Stored data entries
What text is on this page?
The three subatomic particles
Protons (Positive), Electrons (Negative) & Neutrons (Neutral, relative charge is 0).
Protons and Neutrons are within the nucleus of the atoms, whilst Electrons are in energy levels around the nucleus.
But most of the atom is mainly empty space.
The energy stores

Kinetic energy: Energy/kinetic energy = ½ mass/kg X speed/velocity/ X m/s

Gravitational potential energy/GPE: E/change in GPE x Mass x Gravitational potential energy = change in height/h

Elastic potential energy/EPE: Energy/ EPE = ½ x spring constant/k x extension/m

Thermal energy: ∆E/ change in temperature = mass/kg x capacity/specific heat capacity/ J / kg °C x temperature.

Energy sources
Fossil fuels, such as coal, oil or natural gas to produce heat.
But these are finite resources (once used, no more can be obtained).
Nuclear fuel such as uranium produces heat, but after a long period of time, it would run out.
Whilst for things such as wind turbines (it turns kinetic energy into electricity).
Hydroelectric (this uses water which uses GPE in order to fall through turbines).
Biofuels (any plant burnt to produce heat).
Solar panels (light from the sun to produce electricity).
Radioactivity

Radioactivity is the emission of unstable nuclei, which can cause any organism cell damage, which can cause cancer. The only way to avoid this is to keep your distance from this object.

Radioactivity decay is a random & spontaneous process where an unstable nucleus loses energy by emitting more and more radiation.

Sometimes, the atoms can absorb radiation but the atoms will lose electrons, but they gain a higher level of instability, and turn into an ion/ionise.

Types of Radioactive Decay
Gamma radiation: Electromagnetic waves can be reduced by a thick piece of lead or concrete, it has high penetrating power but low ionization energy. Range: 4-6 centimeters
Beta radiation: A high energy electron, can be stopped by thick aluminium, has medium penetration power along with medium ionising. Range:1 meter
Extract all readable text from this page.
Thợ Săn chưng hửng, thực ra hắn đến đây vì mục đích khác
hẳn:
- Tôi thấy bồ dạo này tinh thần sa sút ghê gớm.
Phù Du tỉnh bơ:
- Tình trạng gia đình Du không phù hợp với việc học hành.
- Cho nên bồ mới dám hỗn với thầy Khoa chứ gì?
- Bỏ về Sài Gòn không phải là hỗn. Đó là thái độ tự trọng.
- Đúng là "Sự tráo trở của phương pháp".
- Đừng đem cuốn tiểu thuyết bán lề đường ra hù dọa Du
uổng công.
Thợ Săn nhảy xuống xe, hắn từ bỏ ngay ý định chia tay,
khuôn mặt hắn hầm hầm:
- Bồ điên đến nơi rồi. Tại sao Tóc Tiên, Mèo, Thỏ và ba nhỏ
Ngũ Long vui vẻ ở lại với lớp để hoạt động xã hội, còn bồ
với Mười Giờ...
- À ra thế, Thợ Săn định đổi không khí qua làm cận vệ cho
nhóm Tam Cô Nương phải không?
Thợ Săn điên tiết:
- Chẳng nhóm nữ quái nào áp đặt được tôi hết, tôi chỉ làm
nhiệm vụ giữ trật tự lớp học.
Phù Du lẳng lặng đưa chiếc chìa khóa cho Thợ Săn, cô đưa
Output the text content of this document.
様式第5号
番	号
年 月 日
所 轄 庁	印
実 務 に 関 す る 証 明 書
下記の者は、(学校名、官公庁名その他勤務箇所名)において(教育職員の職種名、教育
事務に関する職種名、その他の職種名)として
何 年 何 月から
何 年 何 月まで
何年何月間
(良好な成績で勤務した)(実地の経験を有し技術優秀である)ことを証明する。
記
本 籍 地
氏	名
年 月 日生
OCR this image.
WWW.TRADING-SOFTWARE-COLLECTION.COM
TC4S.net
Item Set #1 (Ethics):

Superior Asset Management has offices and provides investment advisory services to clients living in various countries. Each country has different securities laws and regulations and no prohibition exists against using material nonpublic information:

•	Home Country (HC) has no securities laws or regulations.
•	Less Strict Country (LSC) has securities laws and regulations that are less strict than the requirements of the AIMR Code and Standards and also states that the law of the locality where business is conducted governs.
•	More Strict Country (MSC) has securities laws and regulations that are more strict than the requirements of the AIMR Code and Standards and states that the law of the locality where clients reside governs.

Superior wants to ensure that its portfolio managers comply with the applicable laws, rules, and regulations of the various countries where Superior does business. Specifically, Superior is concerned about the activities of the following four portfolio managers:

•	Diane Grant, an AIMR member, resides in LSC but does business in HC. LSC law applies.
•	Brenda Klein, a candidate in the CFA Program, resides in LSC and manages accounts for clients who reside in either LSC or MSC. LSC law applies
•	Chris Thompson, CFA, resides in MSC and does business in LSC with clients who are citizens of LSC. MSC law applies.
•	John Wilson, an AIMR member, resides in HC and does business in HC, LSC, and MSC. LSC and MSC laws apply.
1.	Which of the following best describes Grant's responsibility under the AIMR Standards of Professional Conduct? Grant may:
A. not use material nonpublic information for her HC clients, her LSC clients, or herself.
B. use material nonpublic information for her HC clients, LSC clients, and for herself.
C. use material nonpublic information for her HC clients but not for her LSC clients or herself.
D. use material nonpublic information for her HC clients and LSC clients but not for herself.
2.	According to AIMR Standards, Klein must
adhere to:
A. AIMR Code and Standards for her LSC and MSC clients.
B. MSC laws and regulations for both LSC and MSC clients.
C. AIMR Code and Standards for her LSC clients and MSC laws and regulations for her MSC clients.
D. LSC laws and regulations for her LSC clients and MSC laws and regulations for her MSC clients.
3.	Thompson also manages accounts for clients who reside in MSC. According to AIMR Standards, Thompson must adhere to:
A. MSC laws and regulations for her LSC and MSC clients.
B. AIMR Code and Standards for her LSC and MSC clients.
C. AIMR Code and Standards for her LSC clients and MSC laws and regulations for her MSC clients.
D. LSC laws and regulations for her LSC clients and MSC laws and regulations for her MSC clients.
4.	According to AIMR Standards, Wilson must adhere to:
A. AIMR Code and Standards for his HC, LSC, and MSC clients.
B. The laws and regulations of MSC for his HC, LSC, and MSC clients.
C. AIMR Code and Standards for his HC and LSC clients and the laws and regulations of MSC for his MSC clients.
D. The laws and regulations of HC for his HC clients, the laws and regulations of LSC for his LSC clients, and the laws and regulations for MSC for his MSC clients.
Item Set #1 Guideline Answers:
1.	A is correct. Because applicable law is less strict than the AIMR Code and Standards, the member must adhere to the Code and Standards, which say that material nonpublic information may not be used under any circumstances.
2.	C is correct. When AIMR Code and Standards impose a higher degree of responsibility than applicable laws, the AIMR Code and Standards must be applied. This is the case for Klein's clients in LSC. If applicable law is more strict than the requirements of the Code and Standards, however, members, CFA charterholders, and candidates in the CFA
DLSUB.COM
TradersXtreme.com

What the task asks: Transcribe the full listing above without leaving anything out.

Exercise result:
What text is on this page?
The three subatomic particles
Protons (Positive), Electrons (Negative) & Neutrons (Neutral, relative charge is 0).
Protons and Neutrons are within the nucleus of the atoms, whilst Electrons are in energy levels around the nucleus.
But most of the atom is mainly empty space.
The energy stores

Kinetic energy: Energy/kinetic energy = ½ mass/kg X speed/velocity/ X m/s

Gravitational potential energy/GPE: E/change in GPE x Mass x Gravitational potential energy = change in height/h

Elastic potential energy/EPE: Energy/ EPE = ½ x spring constant/k x extension/m

Thermal energy: ∆E/ change in temperature = mass/kg x capacity/specific heat capacity/ J / kg °C x temperature.

Energy sources
Fossil fuels, such as coal, oil or natural gas to produce heat.
But these are finite resources (once used, no more can be obtained).
Nuclear fuel such as uranium produces heat, but after a long period of time, it would run out.
Whilst for things such as wind turbines (it turns kinetic energy into electricity).
Hydroelectric (this uses water which uses GPE in order to fall through turbines).
Biofuels (any plant burnt to produce heat).
Solar panels (light from the sun to produce electricity).
Radioactivity

Radioactivity is the emission of unstable nuclei, which can cause any organism cell damage, which can cause cancer. The only way to avoid this is to keep your distance from this object.

Radioactivity decay is a random & spontaneous process where an unstable nucleus loses energy by emitting more and more radiation.

Sometimes, the atoms can absorb radiation but the atoms will lose electrons, but they gain a higher level of instability, and turn into an ion/ionise.

Types of Radioactive Decay
Gamma radiation: Electromagnetic waves can be reduced by a thick piece of lead or concrete, it has high penetrating power but low ionization energy. Range: 4-6 centimeters
Beta radiation: A high energy electron, can be stopped by thick aluminium, has medium penetration power along with medium ionising. Range:1 meter
Extract all readable text from this page.
Thợ Săn chưng hửng, thực ra hắn đến đây vì mục đích khác
hẳn:
- Tôi thấy bồ dạo này tinh thần sa sút ghê gớm.
Phù Du tỉnh bơ:
- Tình trạng gia đình Du không phù hợp với việc học hành.
- Cho nên bồ mới dám hỗn với thầy Khoa chứ gì?
- Bỏ về Sài Gòn không phải là hỗn. Đó là thái độ tự trọng.
- Đúng là "Sự tráo trở của phương pháp".
- Đừng đem cuốn tiểu thuyết bán lề đường ra hù dọa Du
uổng công.
Thợ Săn nhảy xuống xe, hắn từ bỏ ngay ý định chia tay,
khuôn mặt hắn hầm hầm:
- Bồ điên đến nơi rồi. Tại sao Tóc Tiên, Mèo, Thỏ và ba nhỏ
Ngũ Long vui vẻ ở lại với lớp để hoạt động xã hội, còn bồ
với Mười Giờ...
- À ra thế, Thợ Săn định đổi không khí qua làm cận vệ cho
nhóm Tam Cô Nương phải không?
Thợ Săn điên tiết:
- Chẳng nhóm nữ quái nào áp đặt được tôi hết, tôi chỉ làm
nhiệm vụ giữ trật tự lớp học.
Phù Du lẳng lặng đưa chiếc chìa khóa cho Thợ Săn, cô đưa
Output the text content of this document.
様式第5号
番	号
年 月 日
所 轄 庁	印
実 務 に 関 す る 証 明 書
下記の者は、(学校名、官公庁名その他勤務箇所名)において(教育職員の職種名、教育
事務に関する職種名、その他の職種名)として
何 年 何 月から
何 年 何 月まで
何年何月間
(良好な成績で勤務した)(実地の経験を有し技術優秀である)ことを証明する。
記
本 籍 地
氏	名
年 月 日生
OCR this image.
WWW.TRADING-SOFTWARE-COLLECTION.COM
TC4S.net
Item Set #1 (Ethics):

Superior Asset Management has offices and provides investment advisory services to clients living in various countries. Each country has different securities laws and regulations and no prohibition exists against using material nonpublic information:

•	Home Country (HC) has no securities laws or regulations.
•	Less Strict Country (LSC) has securities laws and regulations that are less strict than the requirements of the AIMR Code and Standards and also states that the law of the locality where business is conducted governs.
•	More Strict Country (MSC) has securities laws and regulations that are more strict than the requirements of the AIMR Code and Standards and states that the law of the locality where clients reside governs.

Superior wants to ensure that its portfolio managers comply with the applicable laws, rules, and regulations of the various countries where Superior does business. Specifically, Superior is concerned about the activities of the following four portfolio managers:

•	Diane Grant, an AIMR member, resides in LSC but does business in HC. LSC law applies.
•	Brenda Klein, a candidate in the CFA Program, resides in LSC and manages accounts for clients who reside in either LSC or MSC. LSC law applies
•	Chris Thompson, CFA, resides in MSC and does business in LSC with clients who are citizens of LSC. MSC law applies.
•	John Wilson, an AIMR member, resides in HC and does business in HC, LSC, and MSC. LSC and MSC laws apply.
1.	Which of the following best describes Grant's responsibility under the AIMR Standards of Professional Conduct? Grant may:
A. not use material nonpublic information for her HC clients, her LSC clients, or herself.
B. use material nonpublic information for her HC clients, LSC clients, and for herself.
C. use material nonpublic information for her HC clients but not for her LSC clients or herself.
D. use material nonpublic information for her HC clients and LSC clients but not for herself.
2.	According to AIMR Standards, Klein must
adhere to:
A. AIMR Code and Standards for her LSC and MSC clients.
B. MSC laws and regulations for both LSC and MSC clients.
C. AIMR Code and Standards for her LSC clients and MSC laws and regulations for her MSC clients.
D. LSC laws and regulations for her LSC clients and MSC laws and regulations for her MSC clients.
3.	Thompson also manages accounts for clients who reside in MSC. According to AIMR Standards, Thompson must adhere to:
A. MSC laws and regulations for her LSC and MSC clients.
B. AIMR Code and Standards for her LSC and MSC clients.
C. AIMR Code and Standards for her LSC clients and MSC laws and regulations for her MSC clients.
D. LSC laws and regulations for her LSC clients and MSC laws and regulations for her MSC clients.
4.	According to AIMR Standards, Wilson must adhere to:
A. AIMR Code and Standards for his HC, LSC, and MSC clients.
B. The laws and regulations of MSC for his HC, LSC, and MSC clients.
C. AIMR Code and Standards for his HC and LSC clients and the laws and regulations of MSC for his MSC clients.
D. The laws and regulations of HC for his HC clients, the laws and regulations of LSC for his LSC clients, and the laws and regulations for MSC for his MSC clients.
Item Set #1 Guideline Answers:
1.	A is correct. Because applicable law is less strict than the AIMR Code and Standards, the member must adhere to the Code and Standards, which say that material nonpublic information may not be used under any circumstances.
2.	C is correct. When AIMR Code and Standards impose a higher degree of responsibility than applicable laws, the AIMR Code and Standards must be applied. This is the case for Klein's clients in LSC. If applicable law is more strict than the requirements of the Code and Standards, however, members, CFA charterholders, and candidates in the CFA
DLSUB.COM
TradersXtreme.com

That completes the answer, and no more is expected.